[start of Materials provided]

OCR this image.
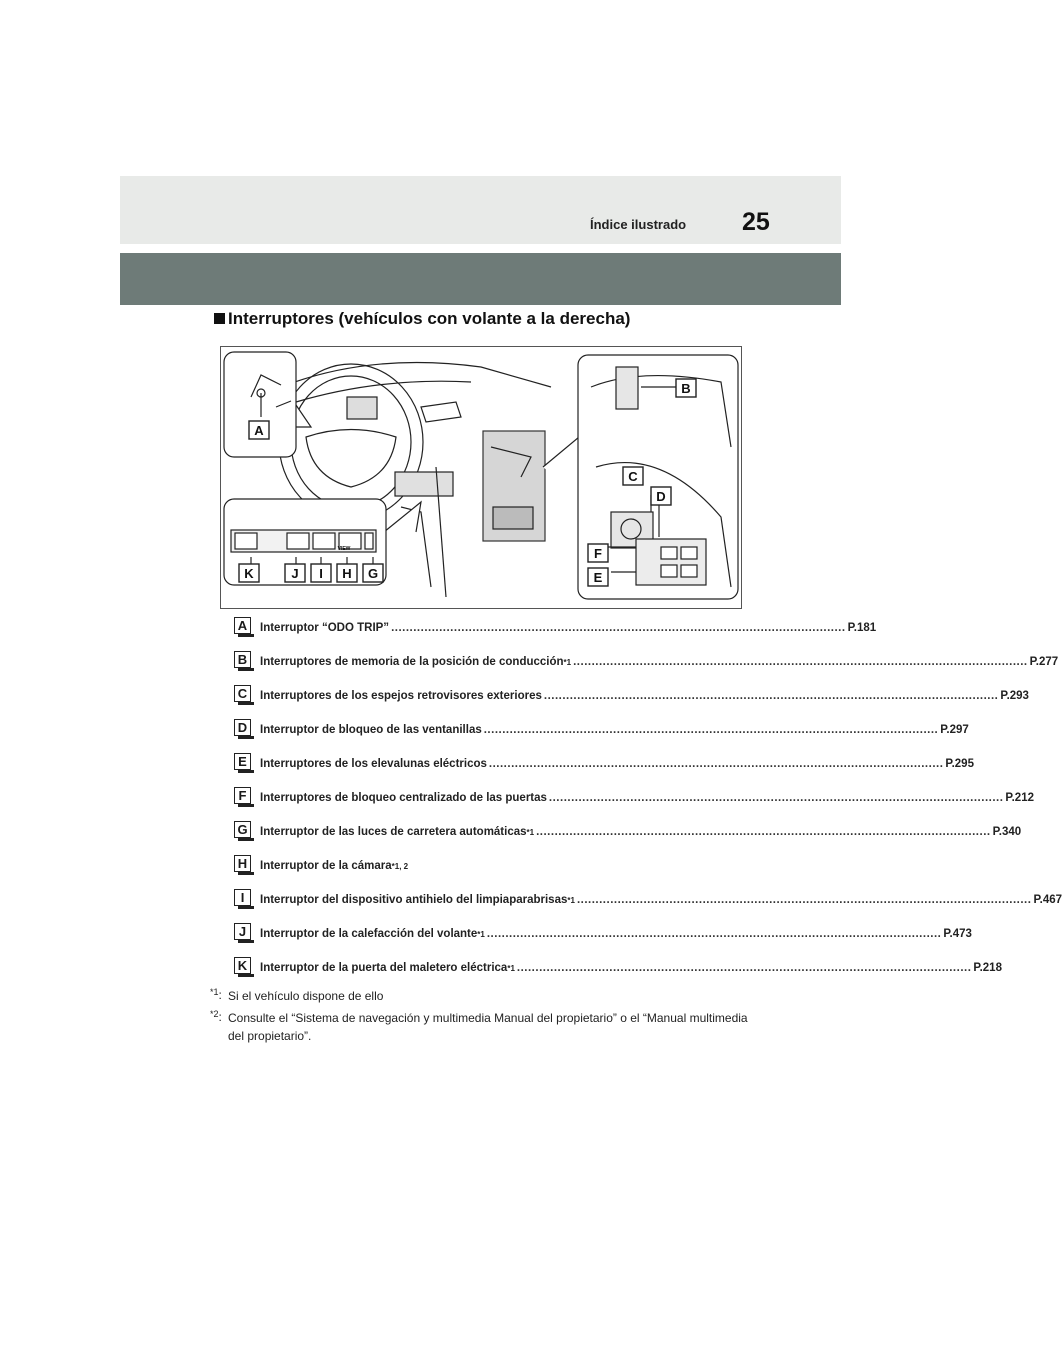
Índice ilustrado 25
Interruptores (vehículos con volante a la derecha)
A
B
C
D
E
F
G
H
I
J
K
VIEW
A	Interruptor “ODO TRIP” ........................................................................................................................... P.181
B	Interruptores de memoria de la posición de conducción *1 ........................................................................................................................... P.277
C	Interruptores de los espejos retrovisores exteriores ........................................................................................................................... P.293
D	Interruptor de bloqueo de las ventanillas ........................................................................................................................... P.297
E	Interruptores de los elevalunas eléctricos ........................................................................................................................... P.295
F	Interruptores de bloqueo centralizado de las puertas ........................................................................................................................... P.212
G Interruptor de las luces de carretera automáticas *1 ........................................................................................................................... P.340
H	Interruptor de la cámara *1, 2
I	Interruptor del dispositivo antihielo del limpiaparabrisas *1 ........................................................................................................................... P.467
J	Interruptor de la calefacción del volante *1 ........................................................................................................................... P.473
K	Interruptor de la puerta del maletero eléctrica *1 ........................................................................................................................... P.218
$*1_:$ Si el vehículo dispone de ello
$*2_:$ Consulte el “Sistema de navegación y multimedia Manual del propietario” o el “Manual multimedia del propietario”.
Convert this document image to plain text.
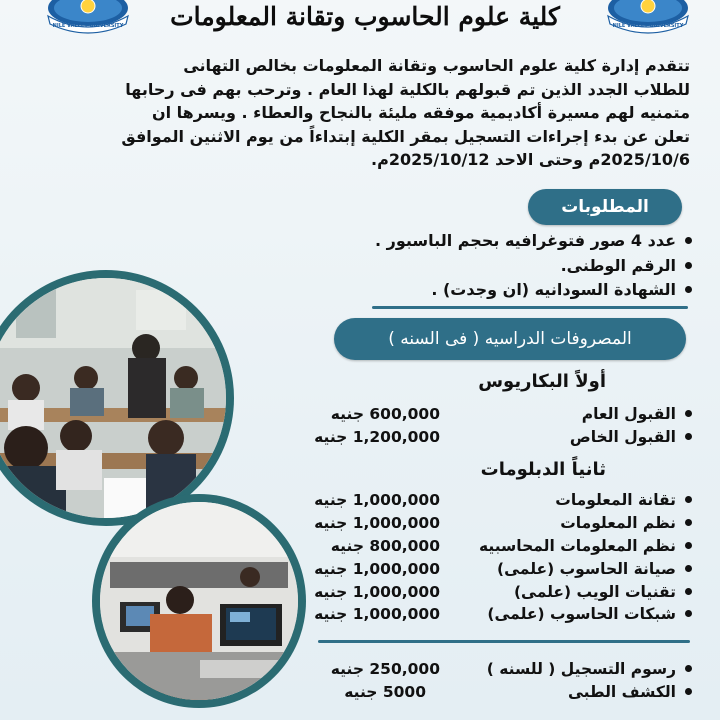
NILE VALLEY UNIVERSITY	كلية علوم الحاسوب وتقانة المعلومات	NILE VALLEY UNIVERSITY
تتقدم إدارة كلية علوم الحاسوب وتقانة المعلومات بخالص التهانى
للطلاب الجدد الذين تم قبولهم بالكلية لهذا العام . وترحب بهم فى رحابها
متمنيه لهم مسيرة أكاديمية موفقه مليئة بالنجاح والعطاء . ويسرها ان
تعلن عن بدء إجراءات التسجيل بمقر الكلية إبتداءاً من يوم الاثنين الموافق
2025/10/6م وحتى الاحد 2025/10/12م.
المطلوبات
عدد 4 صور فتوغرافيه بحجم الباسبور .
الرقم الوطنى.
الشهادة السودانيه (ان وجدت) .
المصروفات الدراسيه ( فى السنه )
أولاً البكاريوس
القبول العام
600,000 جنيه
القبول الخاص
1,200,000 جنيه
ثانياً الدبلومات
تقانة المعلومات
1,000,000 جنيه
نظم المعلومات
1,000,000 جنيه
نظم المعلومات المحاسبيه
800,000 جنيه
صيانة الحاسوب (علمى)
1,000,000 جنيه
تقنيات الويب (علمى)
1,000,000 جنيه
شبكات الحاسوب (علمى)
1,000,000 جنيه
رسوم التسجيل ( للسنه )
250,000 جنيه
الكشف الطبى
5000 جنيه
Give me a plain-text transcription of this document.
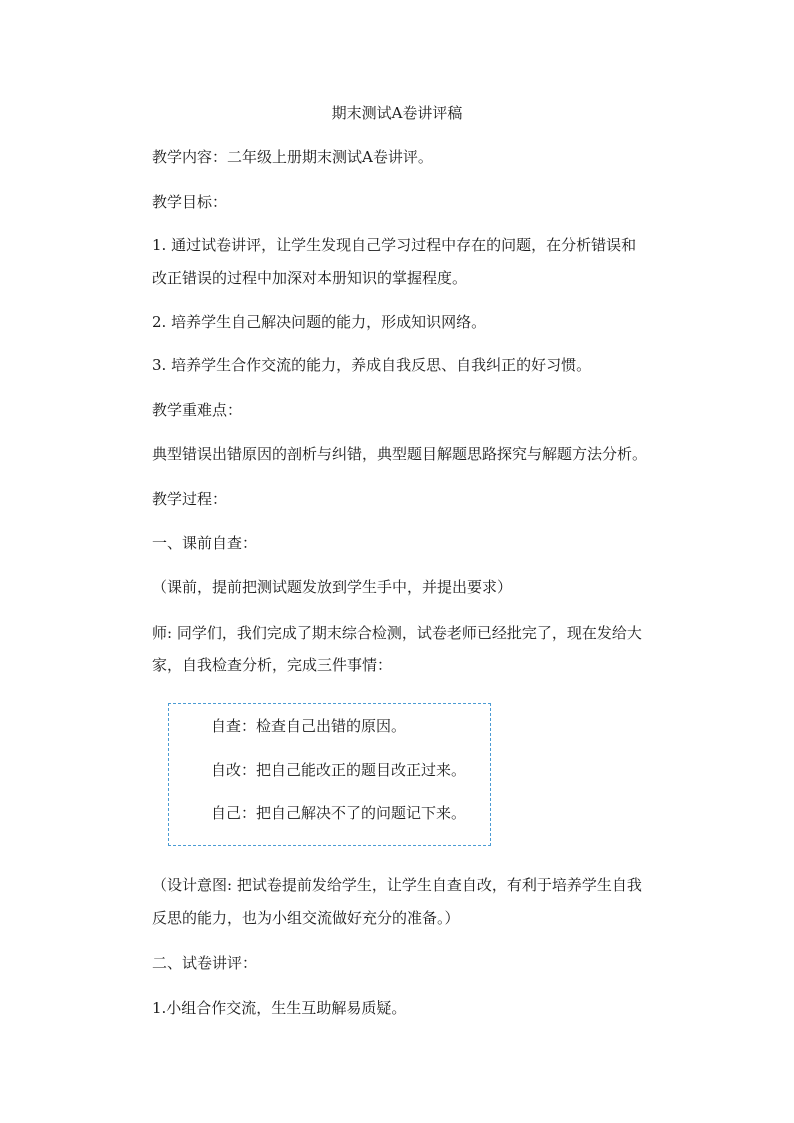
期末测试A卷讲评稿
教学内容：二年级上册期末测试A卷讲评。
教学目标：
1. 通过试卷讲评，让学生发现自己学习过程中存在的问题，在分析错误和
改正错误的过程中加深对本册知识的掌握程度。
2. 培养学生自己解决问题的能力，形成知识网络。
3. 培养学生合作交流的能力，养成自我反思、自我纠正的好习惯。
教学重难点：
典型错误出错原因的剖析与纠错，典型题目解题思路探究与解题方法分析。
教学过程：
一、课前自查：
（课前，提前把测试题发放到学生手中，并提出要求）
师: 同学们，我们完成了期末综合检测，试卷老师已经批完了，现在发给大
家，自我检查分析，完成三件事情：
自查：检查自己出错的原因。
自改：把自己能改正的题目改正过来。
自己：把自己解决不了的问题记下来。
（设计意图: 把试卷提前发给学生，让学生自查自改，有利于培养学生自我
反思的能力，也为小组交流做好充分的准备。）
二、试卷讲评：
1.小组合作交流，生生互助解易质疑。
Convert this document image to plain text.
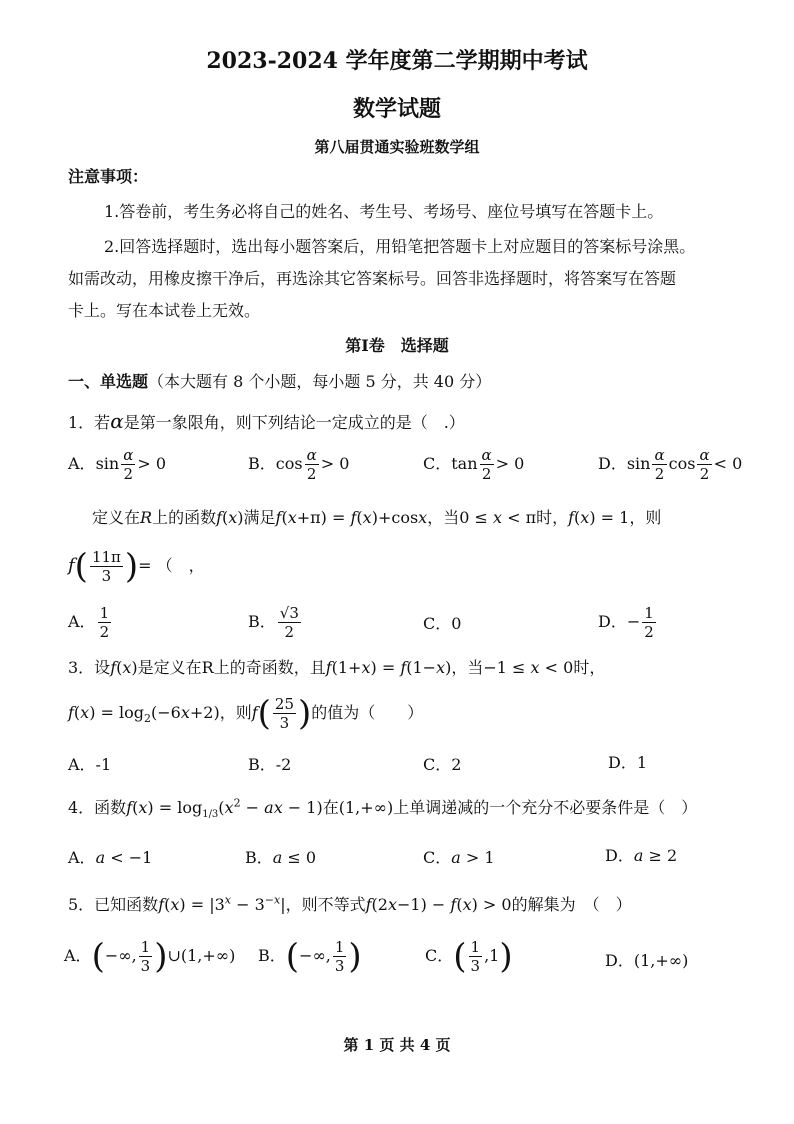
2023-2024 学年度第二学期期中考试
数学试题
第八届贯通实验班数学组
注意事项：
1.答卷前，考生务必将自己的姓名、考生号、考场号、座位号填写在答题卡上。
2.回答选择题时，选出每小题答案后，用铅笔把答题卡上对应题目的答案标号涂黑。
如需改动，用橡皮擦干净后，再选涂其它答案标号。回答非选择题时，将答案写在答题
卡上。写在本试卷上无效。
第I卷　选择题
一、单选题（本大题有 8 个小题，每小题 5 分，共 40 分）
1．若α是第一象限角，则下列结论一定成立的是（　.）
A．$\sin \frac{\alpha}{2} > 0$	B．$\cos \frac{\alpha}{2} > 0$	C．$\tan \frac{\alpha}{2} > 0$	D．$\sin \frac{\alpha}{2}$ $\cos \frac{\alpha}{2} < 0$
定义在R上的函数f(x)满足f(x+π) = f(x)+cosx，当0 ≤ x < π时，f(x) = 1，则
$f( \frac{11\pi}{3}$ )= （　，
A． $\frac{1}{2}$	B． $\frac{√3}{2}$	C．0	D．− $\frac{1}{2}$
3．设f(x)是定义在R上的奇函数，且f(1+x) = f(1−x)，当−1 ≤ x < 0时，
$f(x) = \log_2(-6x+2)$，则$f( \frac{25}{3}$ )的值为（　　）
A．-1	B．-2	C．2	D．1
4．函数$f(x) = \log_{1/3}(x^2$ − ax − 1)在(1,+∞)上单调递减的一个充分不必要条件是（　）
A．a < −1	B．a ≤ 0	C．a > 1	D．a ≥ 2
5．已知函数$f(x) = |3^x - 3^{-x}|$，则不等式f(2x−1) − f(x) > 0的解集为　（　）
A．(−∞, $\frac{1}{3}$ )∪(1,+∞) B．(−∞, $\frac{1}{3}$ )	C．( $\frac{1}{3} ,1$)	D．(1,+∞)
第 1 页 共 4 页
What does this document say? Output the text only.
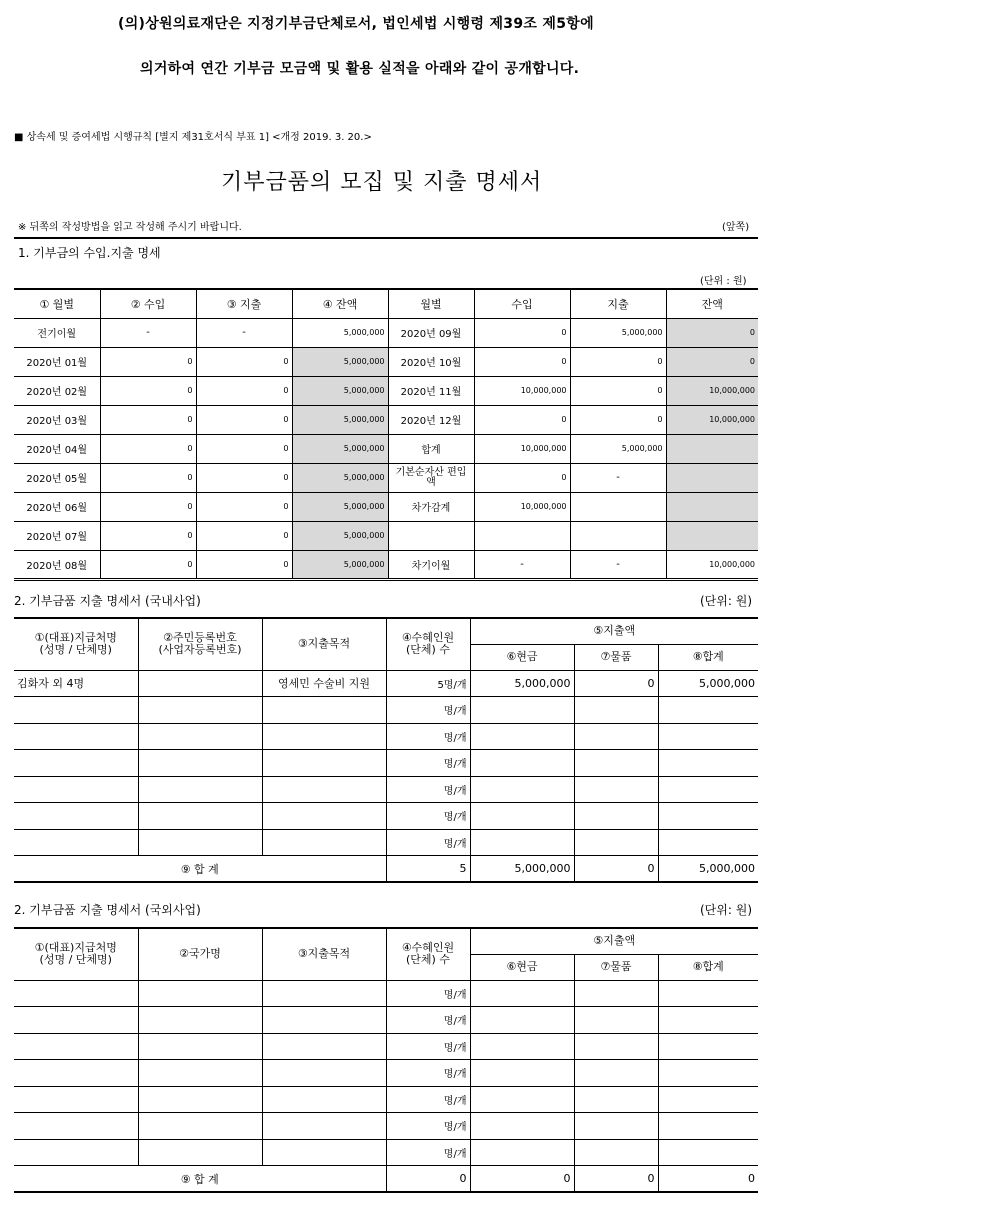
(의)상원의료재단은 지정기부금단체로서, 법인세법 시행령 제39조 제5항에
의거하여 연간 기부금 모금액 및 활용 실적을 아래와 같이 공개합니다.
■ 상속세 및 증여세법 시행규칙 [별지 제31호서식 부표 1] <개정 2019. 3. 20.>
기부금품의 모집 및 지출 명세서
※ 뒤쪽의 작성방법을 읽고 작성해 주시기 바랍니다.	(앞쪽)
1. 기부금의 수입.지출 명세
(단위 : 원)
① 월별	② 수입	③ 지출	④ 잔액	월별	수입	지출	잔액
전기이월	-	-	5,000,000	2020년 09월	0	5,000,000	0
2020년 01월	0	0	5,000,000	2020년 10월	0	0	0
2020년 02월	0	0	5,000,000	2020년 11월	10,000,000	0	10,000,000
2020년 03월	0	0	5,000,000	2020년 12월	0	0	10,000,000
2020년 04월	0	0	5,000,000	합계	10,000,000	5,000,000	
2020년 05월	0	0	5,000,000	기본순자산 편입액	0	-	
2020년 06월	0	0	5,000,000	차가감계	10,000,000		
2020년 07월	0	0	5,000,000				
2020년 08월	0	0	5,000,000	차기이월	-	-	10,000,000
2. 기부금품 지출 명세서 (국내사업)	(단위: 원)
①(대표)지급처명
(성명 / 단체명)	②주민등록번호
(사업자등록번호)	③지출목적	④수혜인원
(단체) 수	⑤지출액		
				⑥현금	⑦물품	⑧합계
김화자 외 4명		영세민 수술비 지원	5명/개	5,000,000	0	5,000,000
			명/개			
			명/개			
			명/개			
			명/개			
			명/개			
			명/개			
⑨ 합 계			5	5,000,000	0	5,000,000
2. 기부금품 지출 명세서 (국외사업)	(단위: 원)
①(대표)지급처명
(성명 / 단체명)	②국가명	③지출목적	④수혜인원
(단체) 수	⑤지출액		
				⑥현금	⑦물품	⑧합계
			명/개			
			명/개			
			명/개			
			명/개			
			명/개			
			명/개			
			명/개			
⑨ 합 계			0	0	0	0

[end of Materials provided]

Challenge
Go through the lines above. Select every one that has the string "④수혜인원".

Result
(사업자등록번호)	③지출목적	④수혜인원
(성명 / 단체명)	②국가명	③지출목적	④수혜인원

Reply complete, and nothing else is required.